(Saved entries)
# # # # #

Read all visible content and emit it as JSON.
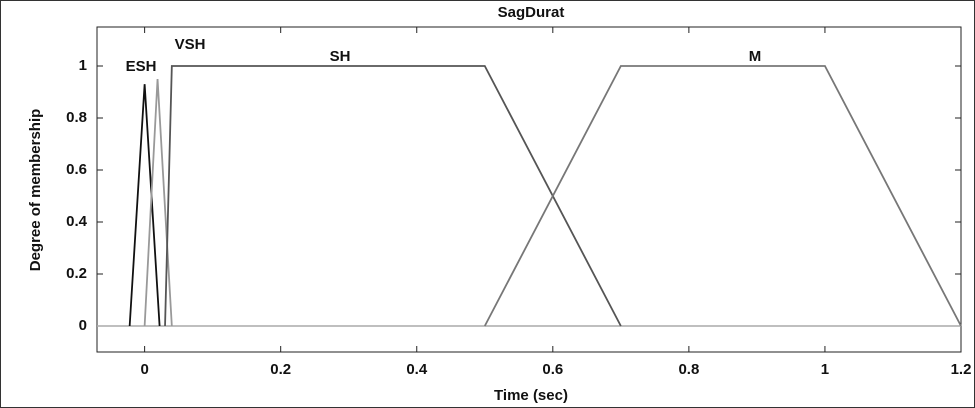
{
  "chart_data": {
    "type": "line",
    "title": "SagDurat",
    "x_label": "Time (sec)",
    "y_label": "Degree of membership",
    "series": [
      {
        "name": "ESH",
        "color": "#111111",
        "x": [
          -0.022,
          0,
          0.022
        ],
        "values": [
          0,
          0.93,
          0
        ]
      },
      {
        "name": "VSH",
        "color": "#999999",
        "x": [
          0,
          0.019,
          0.04
        ],
        "values": [
          0,
          0.95,
          0
        ]
      },
      {
        "name": "SH",
        "color": "#555555",
        "x": [
          0.03,
          0.04,
          0.5,
          0.7
        ],
        "values": [
          0,
          1,
          1,
          0
        ]
      },
      {
        "name": "M",
        "color": "#777777",
        "x": [
          0.5,
          0.7,
          1,
          1.2
        ],
        "values": [
          0,
          1,
          1,
          0
        ]
      }
    ],
    "xlim": [
      -0.07,
      1.2
    ],
    "ylim": [
      -0.1,
      1.15
    ],
    "xticks": [
      0,
      0.2,
      0.4,
      0.6,
      0.8,
      1,
      1.2
    ],
    "yticks": [
      0,
      0.2,
      0.4,
      0.6,
      0.8,
      1
    ]
  }
}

# # # # #

• REQUIREMENT:
Look above for lines with the word "color" and copy them all.

• PROBLEM SOLUTION:
        "color": "#111111",
        "color": "#999999",
        "color": "#555555",
        "color": "#777777",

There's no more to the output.